──────── The data ────────
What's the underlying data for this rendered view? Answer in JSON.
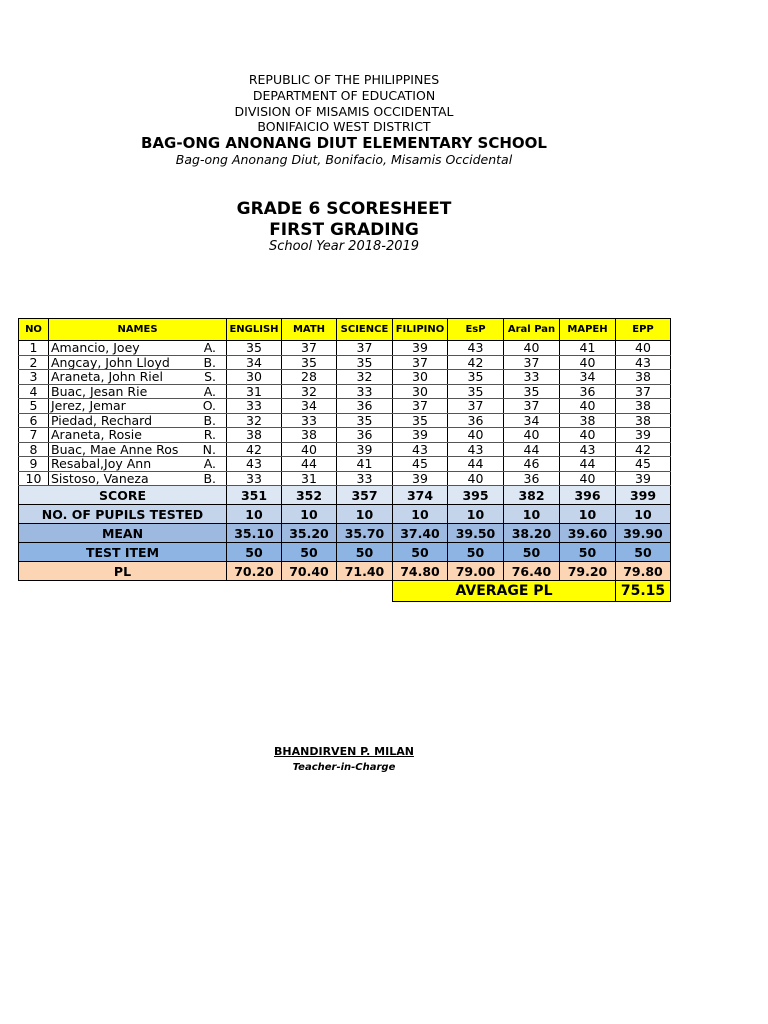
{
  "header": {
    "line1": "REPUBLIC OF THE PHILIPPINES",
    "line2": "DEPARTMENT OF EDUCATION",
    "line3": "DIVISION OF MISAMIS OCCIDENTAL",
    "line4": "BONIFAICIO WEST  DISTRICT",
    "school": "BAG-ONG ANONANG DIUT ELEMENTARY SCHOOL",
    "address": "Bag-ong Anonang Diut, Bonifacio, Misamis Occidental",
    "title": "GRADE 6 SCORESHEET",
    "subtitle": "FIRST GRADING",
    "school_year": "School Year 2018-2019"
  },
  "table": {
    "columns": [
      "NO",
      "NAMES",
      "ENGLISH",
      "MATH",
      "SCIENCE",
      "FILIPINO",
      "EsP",
      "Aral Pan",
      "MAPEH",
      "EPP"
    ],
    "rows": [
      {
        "no": "1",
        "name": "Amancio, Joey",
        "mi": "A.",
        "scores": [
          "35",
          "37",
          "37",
          "39",
          "43",
          "40",
          "41",
          "40"
        ]
      },
      {
        "no": "2",
        "name": "Angcay, John Lloyd",
        "mi": "B.",
        "scores": [
          "34",
          "35",
          "35",
          "37",
          "42",
          "37",
          "40",
          "43"
        ]
      },
      {
        "no": "3",
        "name": "Araneta, John Riel",
        "mi": "S.",
        "scores": [
          "30",
          "28",
          "32",
          "30",
          "35",
          "33",
          "34",
          "38"
        ]
      },
      {
        "no": "4",
        "name": "Buac, Jesan Rie",
        "mi": "A.",
        "scores": [
          "31",
          "32",
          "33",
          "30",
          "35",
          "35",
          "36",
          "37"
        ]
      },
      {
        "no": "5",
        "name": "Jerez, Jemar",
        "mi": "O.",
        "scores": [
          "33",
          "34",
          "36",
          "37",
          "37",
          "37",
          "40",
          "38"
        ]
      },
      {
        "no": "6",
        "name": "Piedad, Rechard",
        "mi": "B.",
        "scores": [
          "32",
          "33",
          "35",
          "35",
          "36",
          "34",
          "38",
          "38"
        ]
      },
      {
        "no": "7",
        "name": "Araneta, Rosie",
        "mi": "R.",
        "scores": [
          "38",
          "38",
          "36",
          "39",
          "40",
          "40",
          "40",
          "39"
        ]
      },
      {
        "no": "8",
        "name": "Buac, Mae Anne Ros",
        "mi": "N.",
        "scores": [
          "42",
          "40",
          "39",
          "43",
          "43",
          "44",
          "43",
          "42"
        ]
      },
      {
        "no": "9",
        "name": "Resabal,Joy Ann",
        "mi": "A.",
        "scores": [
          "43",
          "44",
          "41",
          "45",
          "44",
          "46",
          "44",
          "45"
        ]
      },
      {
        "no": "10",
        "name": "Sistoso, Vaneza",
        "mi": "B.",
        "scores": [
          "33",
          "31",
          "33",
          "39",
          "40",
          "36",
          "40",
          "39"
        ]
      }
    ],
    "summary": [
      {
        "key": "score",
        "label": "SCORE",
        "values": [
          "351",
          "352",
          "357",
          "374",
          "395",
          "382",
          "396",
          "399"
        ]
      },
      {
        "key": "pupils",
        "label": "NO. OF PUPILS TESTED",
        "values": [
          "10",
          "10",
          "10",
          "10",
          "10",
          "10",
          "10",
          "10"
        ]
      },
      {
        "key": "mean",
        "label": "MEAN",
        "values": [
          "35.10",
          "35.20",
          "35.70",
          "37.40",
          "39.50",
          "38.20",
          "39.60",
          "39.90"
        ]
      },
      {
        "key": "item",
        "label": "TEST ITEM",
        "values": [
          "50",
          "50",
          "50",
          "50",
          "50",
          "50",
          "50",
          "50"
        ]
      },
      {
        "key": "pl",
        "label": "PL",
        "values": [
          "70.20",
          "70.40",
          "71.40",
          "74.80",
          "79.00",
          "76.40",
          "79.20",
          "79.80"
        ]
      }
    ],
    "average_pl_label": "AVERAGE PL",
    "average_pl_value": "75.15"
  },
  "signatory": {
    "name": "BHANDIRVEN P. MILAN",
    "position": "Teacher-in-Charge"
  },
  "colors": {
    "header_yellow": "#ffff00",
    "pl_peach": "#fcd5b4",
    "mean_blue": "#9db9df"
  }
}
────────
_Set exercise_
Scan the listing above and identify each line holding the string "John"; copy every such line.

_Task response_
        "name": "Angcay, John Lloyd",
        "name": "Araneta, John Riel",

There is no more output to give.